## Task objective
No images are to be carried over; print all other material exactly as it stands.

-- Start Records supplied --

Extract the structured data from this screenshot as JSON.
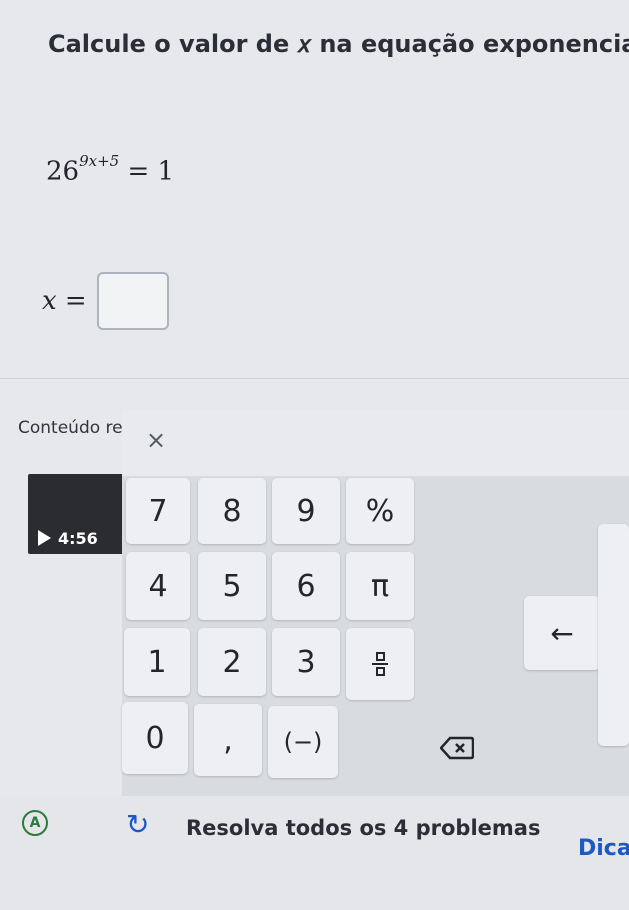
{
  "question": {
    "text": "Calcule o valor de 𝑥 na equação exponencial."
  },
  "equation": {
    "base": "26",
    "exponent": "9x+5",
    "rhs": "= 1"
  },
  "answer": {
    "variable": "x =",
    "value": ""
  },
  "related": {
    "label": "Conteúdo re",
    "video_duration": "4:56"
  },
  "keypad": {
    "close": "×",
    "keys": [
      "7",
      "8",
      "9",
      "%",
      "4",
      "5",
      "6",
      "π",
      "1",
      "2",
      "3",
      "0",
      ",",
      "(−)"
    ],
    "arrow_left": "←"
  },
  "footer": {
    "badge": "A",
    "reload_icon": "↻",
    "progress": "Resolva todos os 4 problemas",
    "hint": "Dica"
  }
}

-- End Records supplied --

## Answer
Extract the structured data from this screenshot as JSON.
{
  "question": {
    "text": "Calcule o valor de 𝑥 na equação exponencial."
  },
  "equation": {
    "base": "26",
    "exponent": "9x+5",
    "rhs": "= 1"
  },
  "answer": {
    "variable": "x =",
    "value": ""
  },
  "related": {
    "label": "Conteúdo re",
    "video_duration": "4:56"
  },
  "keypad": {
    "close": "×",
    "keys": [
      "7",
      "8",
      "9",
      "%",
      "4",
      "5",
      "6",
      "π",
      "1",
      "2",
      "3",
      "0",
      ",",
      "(−)"
    ],
    "arrow_left": "←"
  },
  "footer": {
    "badge": "A",
    "reload_icon": "↻",
    "progress": "Resolva todos os 4 problemas",
    "hint": "Dica"
  }
}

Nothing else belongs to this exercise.